- Prompt: Leave out the pictures and repeat every record exactly.

- Dataset extract:
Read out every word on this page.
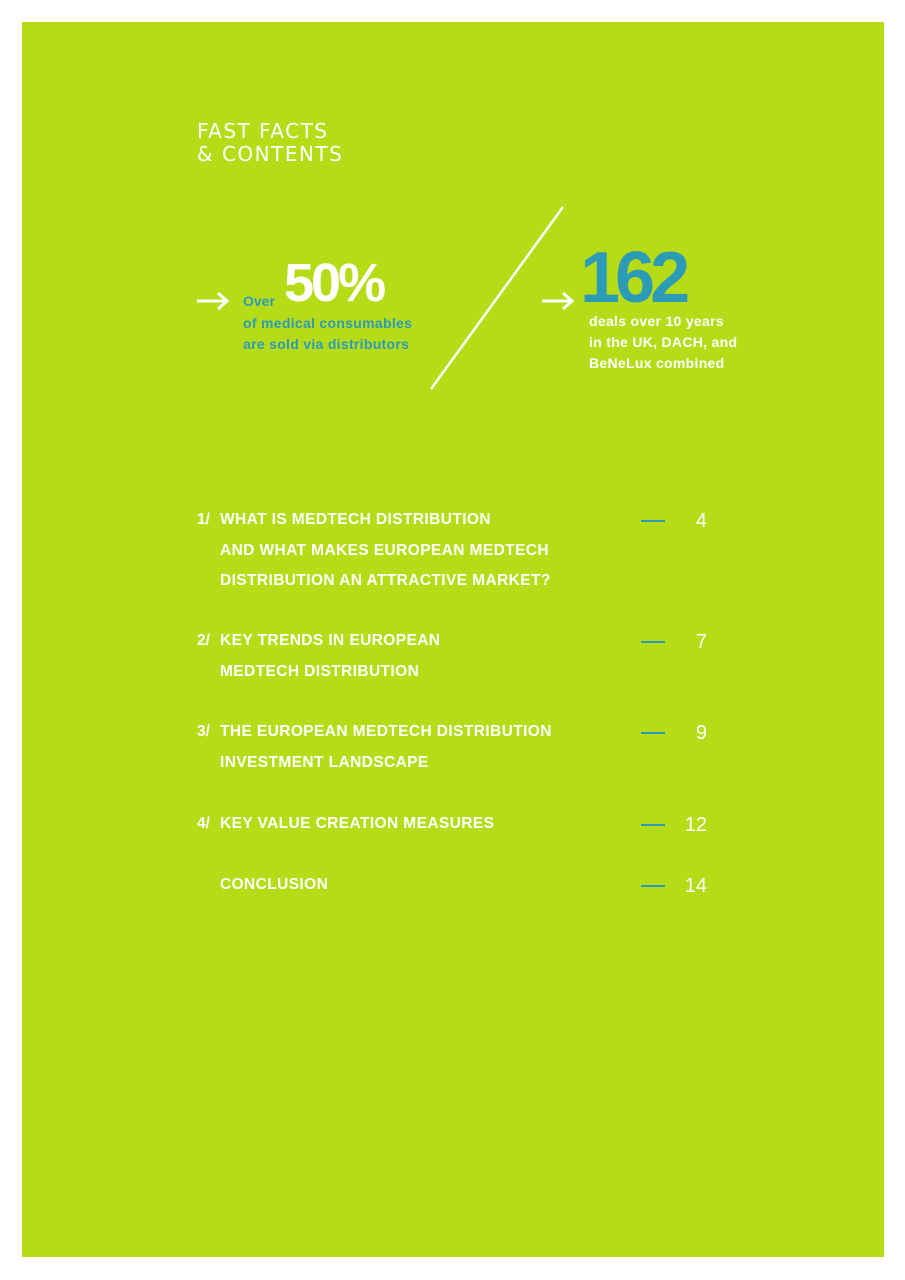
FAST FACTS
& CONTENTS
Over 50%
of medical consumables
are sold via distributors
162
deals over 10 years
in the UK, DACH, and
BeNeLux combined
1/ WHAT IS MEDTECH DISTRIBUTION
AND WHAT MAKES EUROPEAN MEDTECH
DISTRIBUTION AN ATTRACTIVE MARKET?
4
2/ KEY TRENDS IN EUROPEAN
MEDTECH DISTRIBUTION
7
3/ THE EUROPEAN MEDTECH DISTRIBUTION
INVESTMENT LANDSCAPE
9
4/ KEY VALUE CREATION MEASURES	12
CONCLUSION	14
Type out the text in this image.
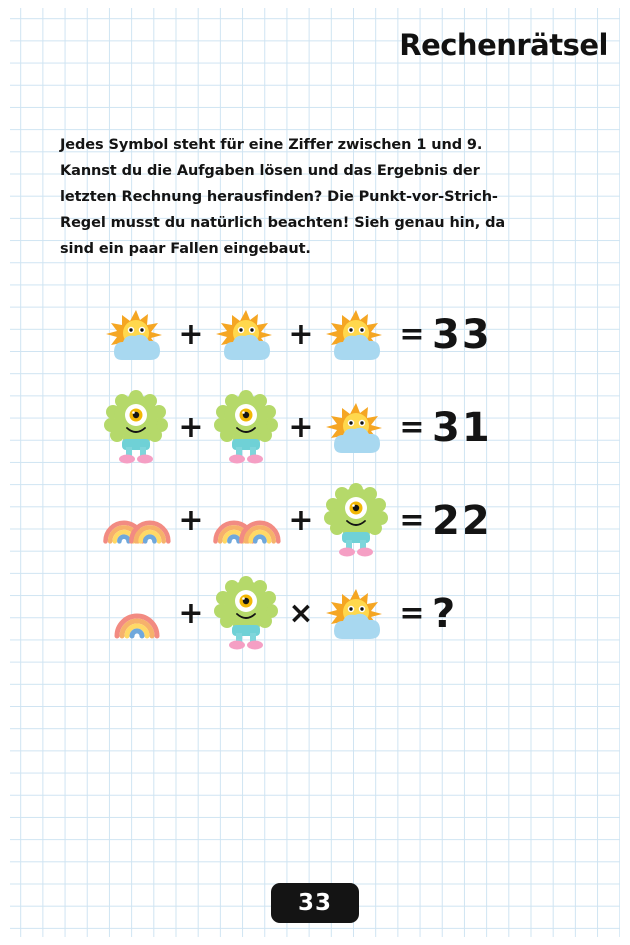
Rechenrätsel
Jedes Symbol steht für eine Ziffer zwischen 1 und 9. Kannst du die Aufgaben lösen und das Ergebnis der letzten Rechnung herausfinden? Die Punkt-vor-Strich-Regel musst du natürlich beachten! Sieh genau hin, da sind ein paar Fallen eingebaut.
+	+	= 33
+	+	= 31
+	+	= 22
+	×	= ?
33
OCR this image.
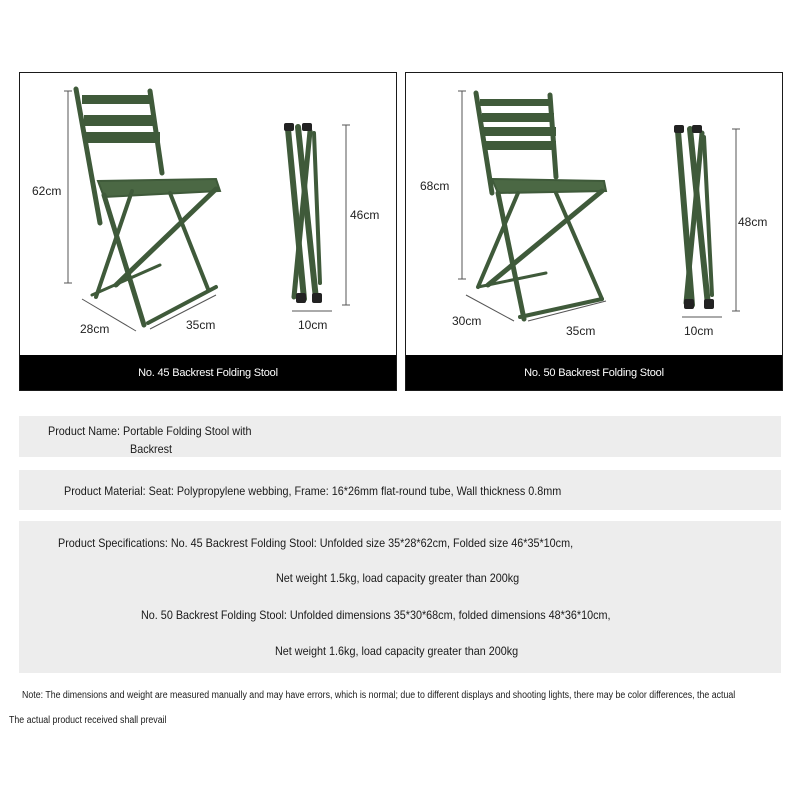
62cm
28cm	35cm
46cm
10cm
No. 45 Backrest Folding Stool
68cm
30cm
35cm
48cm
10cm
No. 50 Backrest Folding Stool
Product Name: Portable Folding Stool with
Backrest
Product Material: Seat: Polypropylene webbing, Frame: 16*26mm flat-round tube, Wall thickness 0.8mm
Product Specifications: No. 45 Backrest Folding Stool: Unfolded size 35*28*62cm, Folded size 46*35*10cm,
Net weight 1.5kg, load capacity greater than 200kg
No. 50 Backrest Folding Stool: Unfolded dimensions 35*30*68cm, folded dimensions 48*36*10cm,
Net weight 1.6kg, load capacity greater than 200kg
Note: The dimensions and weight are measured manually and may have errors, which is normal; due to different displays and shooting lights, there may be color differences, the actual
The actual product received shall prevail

- Output of the exercise:
Read out every word on this page.
FAST FACTS
& CONTENTS
Over 50%
of medical consumables
are sold via distributors
162
deals over 10 years
in the UK, DACH, and
BeNeLux combined
1/ WHAT IS MEDTECH DISTRIBUTION
AND WHAT MAKES EUROPEAN MEDTECH
DISTRIBUTION AN ATTRACTIVE MARKET?
4
2/ KEY TRENDS IN EUROPEAN
MEDTECH DISTRIBUTION
7
3/ THE EUROPEAN MEDTECH DISTRIBUTION
INVESTMENT LANDSCAPE
9
4/ KEY VALUE CREATION MEASURES	12
CONCLUSION	14
Type out the text in this image.
Rechenrätsel
Jedes Symbol steht für eine Ziffer zwischen 1 und 9. Kannst du die Aufgaben lösen und das Ergebnis der letzten Rechnung herausfinden? Die Punkt-vor-Strich-Regel musst du natürlich beachten! Sieh genau hin, da sind ein paar Fallen eingebaut.
+	+	= 33
+	+	= 31
+	+	= 22
+	×	= ?
33
OCR this image.
62cm
28cm	35cm
46cm
10cm
No. 45 Backrest Folding Stool
68cm
30cm
35cm
48cm
10cm
No. 50 Backrest Folding Stool
Product Name: Portable Folding Stool with
Backrest
Product Material: Seat: Polypropylene webbing, Frame: 16*26mm flat-round tube, Wall thickness 0.8mm
Product Specifications: No. 45 Backrest Folding Stool: Unfolded size 35*28*62cm, Folded size 46*35*10cm,
Net weight 1.5kg, load capacity greater than 200kg
No. 50 Backrest Folding Stool: Unfolded dimensions 35*30*68cm, folded dimensions 48*36*10cm,
Net weight 1.6kg, load capacity greater than 200kg
Note: The dimensions and weight are measured manually and may have errors, which is normal; due to different displays and shooting lights, there may be color differences, the actual
The actual product received shall prevail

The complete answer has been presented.